__WHAT TO WORK ON__:
Copy each of the entries below faithfully, setting aside any pictures.

__DATA SUPPLIED__:
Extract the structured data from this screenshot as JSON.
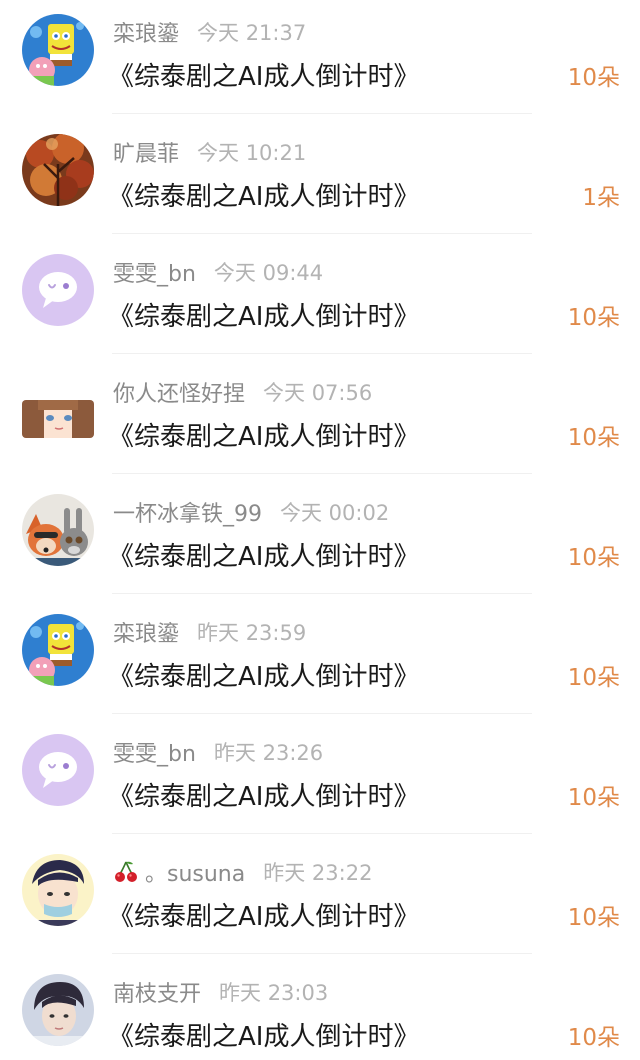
{
  "entries": [
    {
      "name": "栾琅鎏",
      "time": "今天 21:37",
      "title": "《综泰剧之AI成人倒计时》",
      "count": "10朵",
      "avatar": "spongebob"
    },
    {
      "name": "旷晨菲",
      "time": "今天 10:21",
      "title": "《综泰剧之AI成人倒计时》",
      "count": "1朵",
      "avatar": "autumn-tree"
    },
    {
      "name": "雯雯_bn",
      "time": "今天 09:44",
      "title": "《综泰剧之AI成人倒计时》",
      "count": "10朵",
      "avatar": "chat-bubble"
    },
    {
      "name": "你人还怪好捏",
      "time": "今天 07:56",
      "title": "《综泰剧之AI成人倒计时》",
      "count": "10朵",
      "avatar": "anime-face"
    },
    {
      "name": "一杯冰拿铁_99",
      "time": "今天 00:02",
      "title": "《综泰剧之AI成人倒计时》",
      "count": "10朵",
      "avatar": "fox-bunny"
    },
    {
      "name": "栾琅鎏",
      "time": "昨天 23:59",
      "title": "《综泰剧之AI成人倒计时》",
      "count": "10朵",
      "avatar": "spongebob"
    },
    {
      "name": "雯雯_bn",
      "time": "昨天 23:26",
      "title": "《综泰剧之AI成人倒计时》",
      "count": "10朵",
      "avatar": "chat-bubble"
    },
    {
      "name": "。susuna",
      "time": "昨天 23:22",
      "title": "《综泰剧之AI成人倒计时》",
      "count": "10朵",
      "avatar": "anime-boy",
      "prefix_icon": "cherry-icon"
    },
    {
      "name": "南枝支开",
      "time": "昨天 23:03",
      "title": "《综泰剧之AI成人倒计时》",
      "count": "10朵",
      "avatar": "portrait"
    }
  ],
  "colors": {
    "name": "#8a8a8a",
    "time": "#b3b3b3",
    "title": "#1a1a1a",
    "count": "#e08a4a",
    "bubble_avatar": "#d9c6f2"
  }
}
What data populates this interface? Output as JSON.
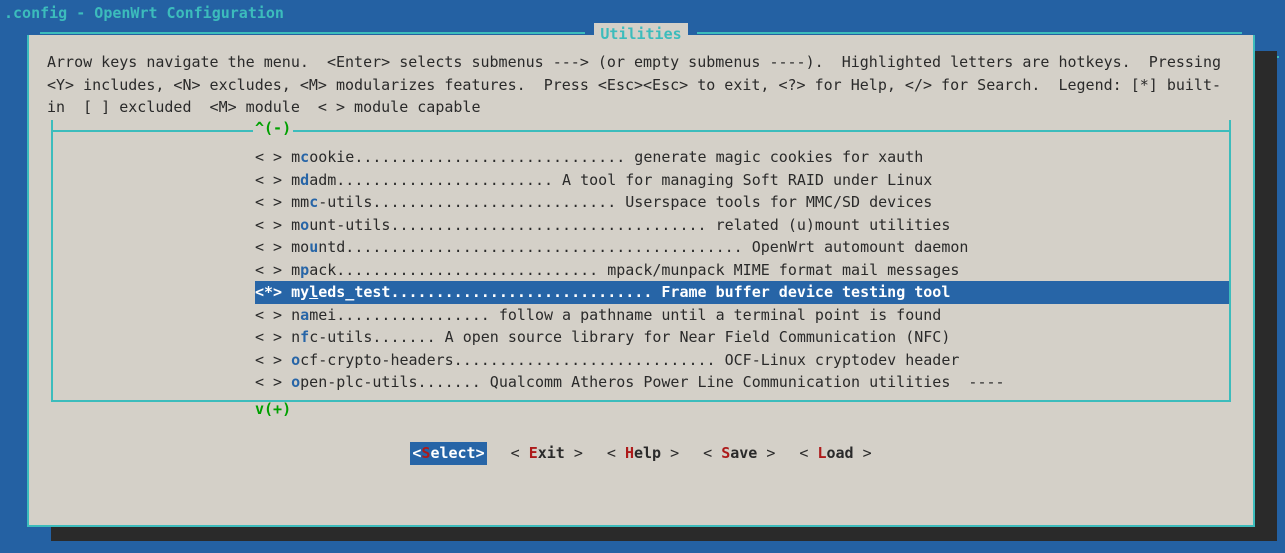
{
  "title": ".config - OpenWrt Configuration",
  "breadcrumb_prefix": "> ",
  "breadcrumb": "Utilities",
  "panel_title": "Utilities",
  "help_text": "Arrow keys navigate the menu.  <Enter> selects submenus ---> (or empty submenus ----).  Highlighted letters are hotkeys.  Pressing <Y> includes, <N> excludes, <M> modularizes features.  Press <Esc><Esc> to exit, <?> for Help, </> for Search.  Legend: [*] built-in  [ ] excluded  <M> module  < > module capable",
  "scroll_top": "^(-)",
  "scroll_bottom": "v(+)",
  "items": [
    {
      "mark": "< >",
      "pre": "m",
      "hot": "c",
      "post": "ookie.............................. generate magic cookies for xauth",
      "sel": false,
      "sub": false
    },
    {
      "mark": "< >",
      "pre": "m",
      "hot": "d",
      "post": "adm........................ A tool for managing Soft RAID under Linux",
      "sel": false,
      "sub": false
    },
    {
      "mark": "< >",
      "pre": "mm",
      "hot": "c",
      "post": "-utils........................... Userspace tools for MMC/SD devices",
      "sel": false,
      "sub": false
    },
    {
      "mark": "< >",
      "pre": "m",
      "hot": "o",
      "post": "unt-utils................................... related (u)mount utilities",
      "sel": false,
      "sub": false
    },
    {
      "mark": "< >",
      "pre": "mo",
      "hot": "u",
      "post": "ntd............................................ OpenWrt automount daemon",
      "sel": false,
      "sub": false
    },
    {
      "mark": "< >",
      "pre": "m",
      "hot": "p",
      "post": "ack............................. mpack/munpack MIME format mail messages",
      "sel": false,
      "sub": false
    },
    {
      "mark": "<*>",
      "pre": "my",
      "hot": "l",
      "post": "eds_test............................. Frame buffer device testing tool",
      "sel": true,
      "sub": false
    },
    {
      "mark": "< >",
      "pre": "n",
      "hot": "a",
      "post": "mei................. follow a pathname until a terminal point is found",
      "sel": false,
      "sub": false
    },
    {
      "mark": "< >",
      "pre": "n",
      "hot": "f",
      "post": "c-utils....... A open source library for Near Field Communication (NFC)",
      "sel": false,
      "sub": false
    },
    {
      "mark": "< >",
      "pre": "",
      "hot": "o",
      "post": "cf-crypto-headers............................. OCF-Linux cryptodev header",
      "sel": false,
      "sub": false
    },
    {
      "mark": "< >",
      "pre": "",
      "hot": "o",
      "post": "pen-plc-utils....... Qualcomm Atheros Power Line Communication utilities",
      "sel": false,
      "sub": true
    }
  ],
  "submenu_indicator": "  ----",
  "buttons": [
    {
      "label": "Select",
      "hot": "S",
      "active": true
    },
    {
      "label": "Exit",
      "hot": "E",
      "active": false
    },
    {
      "label": "Help",
      "hot": "H",
      "active": false
    },
    {
      "label": "Save",
      "hot": "S",
      "active": false
    },
    {
      "label": "Load",
      "hot": "L",
      "active": false
    }
  ]
}
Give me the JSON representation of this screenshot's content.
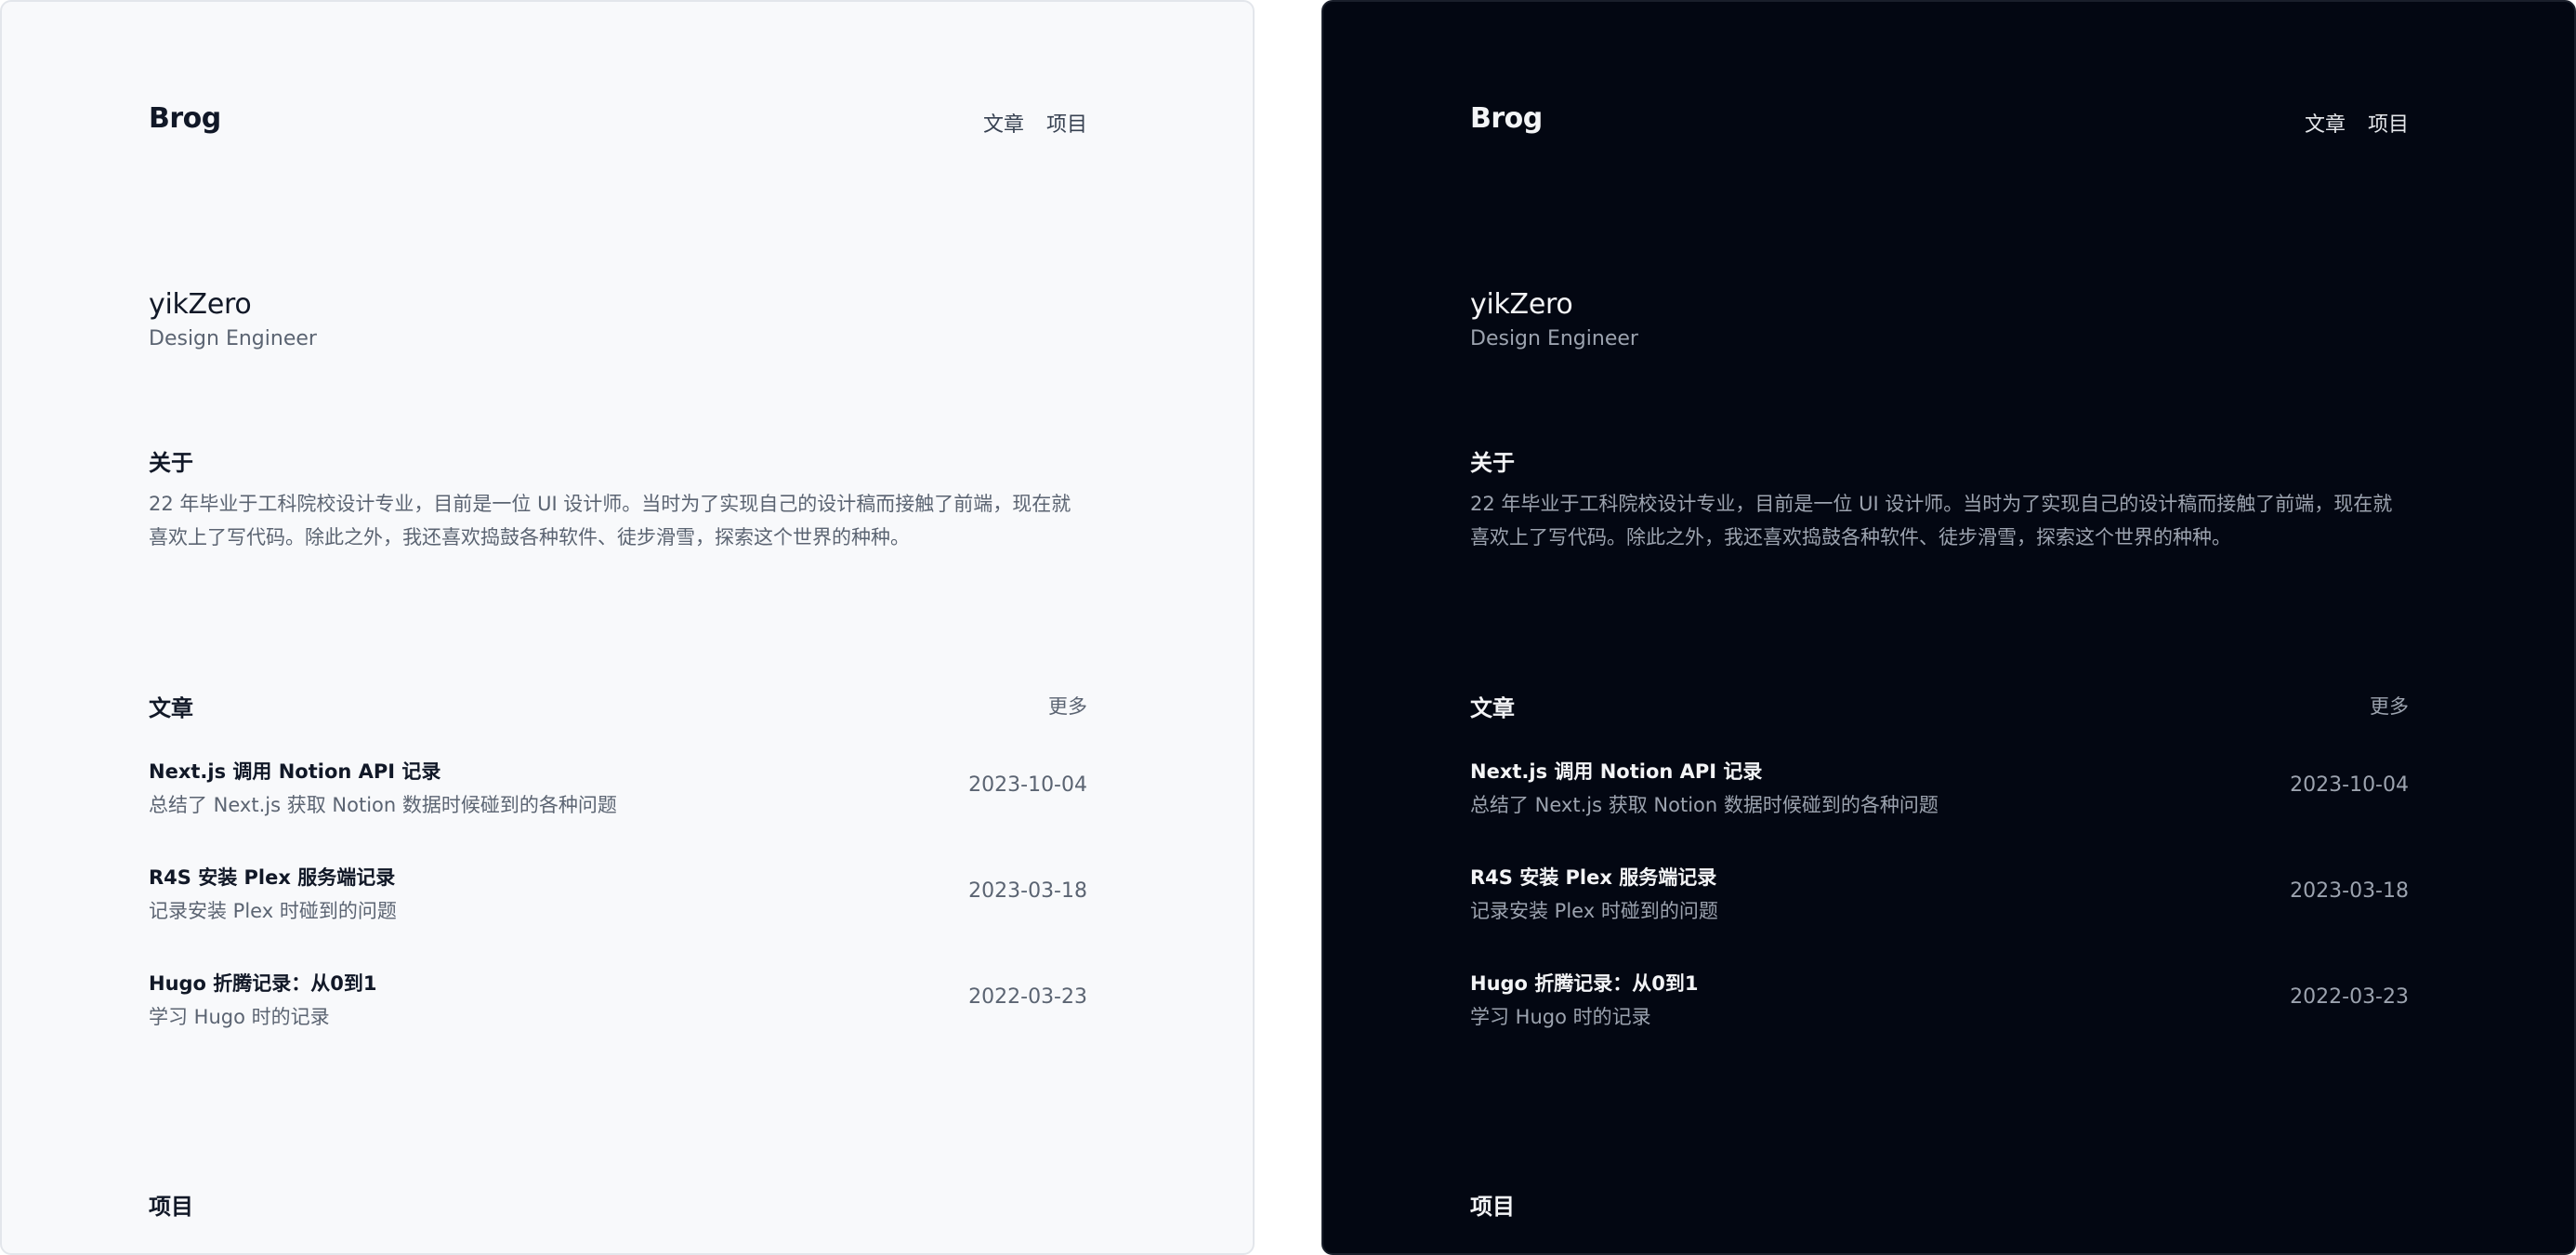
{
  "site": {
    "brand": "Brog",
    "nav": [
      "文章",
      "项目"
    ]
  },
  "profile": {
    "name": "yikZero",
    "role": "Design Engineer"
  },
  "about": {
    "title": "关于",
    "text": "22 年毕业于工科院校设计专业，目前是一位 UI 设计师。当时为了实现自己的设计稿而接触了前端，现在就喜欢上了写代码。除此之外，我还喜欢捣鼓各种软件、徒步滑雪，探索这个世界的种种。"
  },
  "articles": {
    "title": "文章",
    "more": "更多",
    "items": [
      {
        "title": "Next.js 调用 Notion API 记录",
        "desc": "总结了 Next.js 获取 Notion 数据时候碰到的各种问题",
        "date": "2023-10-04"
      },
      {
        "title": "R4S 安装 Plex 服务端记录",
        "desc": "记录安装 Plex 时碰到的问题",
        "date": "2023-03-18"
      },
      {
        "title": "Hugo 折腾记录：从0到1",
        "desc": "学习 Hugo 时的记录",
        "date": "2022-03-23"
      }
    ]
  },
  "projects": {
    "title": "项目"
  },
  "theme": {
    "light_bg": "#f8f9fb",
    "dark_bg": "#030712"
  }
}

__CORRECT RESULT__:
Extract the structured data from this screenshot as JSON.
{
  "entries": [
    {
      "name": "栾琅鎏",
      "time": "今天 21:37",
      "title": "《综泰剧之AI成人倒计时》",
      "count": "10朵",
      "avatar": "spongebob"
    },
    {
      "name": "旷晨菲",
      "time": "今天 10:21",
      "title": "《综泰剧之AI成人倒计时》",
      "count": "1朵",
      "avatar": "autumn-tree"
    },
    {
      "name": "雯雯_bn",
      "time": "今天 09:44",
      "title": "《综泰剧之AI成人倒计时》",
      "count": "10朵",
      "avatar": "chat-bubble"
    },
    {
      "name": "你人还怪好捏",
      "time": "今天 07:56",
      "title": "《综泰剧之AI成人倒计时》",
      "count": "10朵",
      "avatar": "anime-face"
    },
    {
      "name": "一杯冰拿铁_99",
      "time": "今天 00:02",
      "title": "《综泰剧之AI成人倒计时》",
      "count": "10朵",
      "avatar": "fox-bunny"
    },
    {
      "name": "栾琅鎏",
      "time": "昨天 23:59",
      "title": "《综泰剧之AI成人倒计时》",
      "count": "10朵",
      "avatar": "spongebob"
    },
    {
      "name": "雯雯_bn",
      "time": "昨天 23:26",
      "title": "《综泰剧之AI成人倒计时》",
      "count": "10朵",
      "avatar": "chat-bubble"
    },
    {
      "name": "。susuna",
      "time": "昨天 23:22",
      "title": "《综泰剧之AI成人倒计时》",
      "count": "10朵",
      "avatar": "anime-boy",
      "prefix_icon": "cherry-icon"
    },
    {
      "name": "南枝支开",
      "time": "昨天 23:03",
      "title": "《综泰剧之AI成人倒计时》",
      "count": "10朵",
      "avatar": "portrait"
    }
  ],
  "colors": {
    "name": "#8a8a8a",
    "time": "#b3b3b3",
    "title": "#1a1a1a",
    "count": "#e08a4a",
    "bubble_avatar": "#d9c6f2"
  }
}
What data populates this interface? Output as JSON.
{
  "title": ".config - OpenWrt Configuration",
  "breadcrumb_prefix": "> ",
  "breadcrumb": "Utilities",
  "panel_title": "Utilities",
  "help_text": "Arrow keys navigate the menu.  <Enter> selects submenus ---> (or empty submenus ----).  Highlighted letters are hotkeys.  Pressing <Y> includes, <N> excludes, <M> modularizes features.  Press <Esc><Esc> to exit, <?> for Help, </> for Search.  Legend: [*] built-in  [ ] excluded  <M> module  < > module capable",
  "scroll_top": "^(-)",
  "scroll_bottom": "v(+)",
  "items": [
    {
      "mark": "< >",
      "pre": "m",
      "hot": "c",
      "post": "ookie.............................. generate magic cookies for xauth",
      "sel": false,
      "sub": false
    },
    {
      "mark": "< >",
      "pre": "m",
      "hot": "d",
      "post": "adm........................ A tool for managing Soft RAID under Linux",
      "sel": false,
      "sub": false
    },
    {
      "mark": "< >",
      "pre": "mm",
      "hot": "c",
      "post": "-utils........................... Userspace tools for MMC/SD devices",
      "sel": false,
      "sub": false
    },
    {
      "mark": "< >",
      "pre": "m",
      "hot": "o",
      "post": "unt-utils................................... related (u)mount utilities",
      "sel": false,
      "sub": false
    },
    {
      "mark": "< >",
      "pre": "mo",
      "hot": "u",
      "post": "ntd............................................ OpenWrt automount daemon",
      "sel": false,
      "sub": false
    },
    {
      "mark": "< >",
      "pre": "m",
      "hot": "p",
      "post": "ack............................. mpack/munpack MIME format mail messages",
      "sel": false,
      "sub": false
    },
    {
      "mark": "<*>",
      "pre": "my",
      "hot": "l",
      "post": "eds_test............................. Frame buffer device testing tool",
      "sel": true,
      "sub": false
    },
    {
      "mark": "< >",
      "pre": "n",
      "hot": "a",
      "post": "mei................. follow a pathname until a terminal point is found",
      "sel": false,
      "sub": false
    },
    {
      "mark": "< >",
      "pre": "n",
      "hot": "f",
      "post": "c-utils....... A open source library for Near Field Communication (NFC)",
      "sel": false,
      "sub": false
    },
    {
      "mark": "< >",
      "pre": "",
      "hot": "o",
      "post": "cf-crypto-headers............................. OCF-Linux cryptodev header",
      "sel": false,
      "sub": false
    },
    {
      "mark": "< >",
      "pre": "",
      "hot": "o",
      "post": "pen-plc-utils....... Qualcomm Atheros Power Line Communication utilities",
      "sel": false,
      "sub": true
    }
  ],
  "submenu_indicator": "  ----",
  "buttons": [
    {
      "label": "Select",
      "hot": "S",
      "active": true
    },
    {
      "label": "Exit",
      "hot": "E",
      "active": false
    },
    {
      "label": "Help",
      "hot": "H",
      "active": false
    },
    {
      "label": "Save",
      "hot": "S",
      "active": false
    },
    {
      "label": "Load",
      "hot": "L",
      "active": false
    }
  ]
}
Give me the JSON representation of this screenshot's content.
{
  "site": {
    "brand": "Brog",
    "nav": [
      "文章",
      "项目"
    ]
  },
  "profile": {
    "name": "yikZero",
    "role": "Design Engineer"
  },
  "about": {
    "title": "关于",
    "text": "22 年毕业于工科院校设计专业，目前是一位 UI 设计师。当时为了实现自己的设计稿而接触了前端，现在就喜欢上了写代码。除此之外，我还喜欢捣鼓各种软件、徒步滑雪，探索这个世界的种种。"
  },
  "articles": {
    "title": "文章",
    "more": "更多",
    "items": [
      {
        "title": "Next.js 调用 Notion API 记录",
        "desc": "总结了 Next.js 获取 Notion 数据时候碰到的各种问题",
        "date": "2023-10-04"
      },
      {
        "title": "R4S 安装 Plex 服务端记录",
        "desc": "记录安装 Plex 时碰到的问题",
        "date": "2023-03-18"
      },
      {
        "title": "Hugo 折腾记录：从0到1",
        "desc": "学习 Hugo 时的记录",
        "date": "2022-03-23"
      }
    ]
  },
  "projects": {
    "title": "项目"
  },
  "theme": {
    "light_bg": "#f8f9fb",
    "dark_bg": "#030712"
  }
}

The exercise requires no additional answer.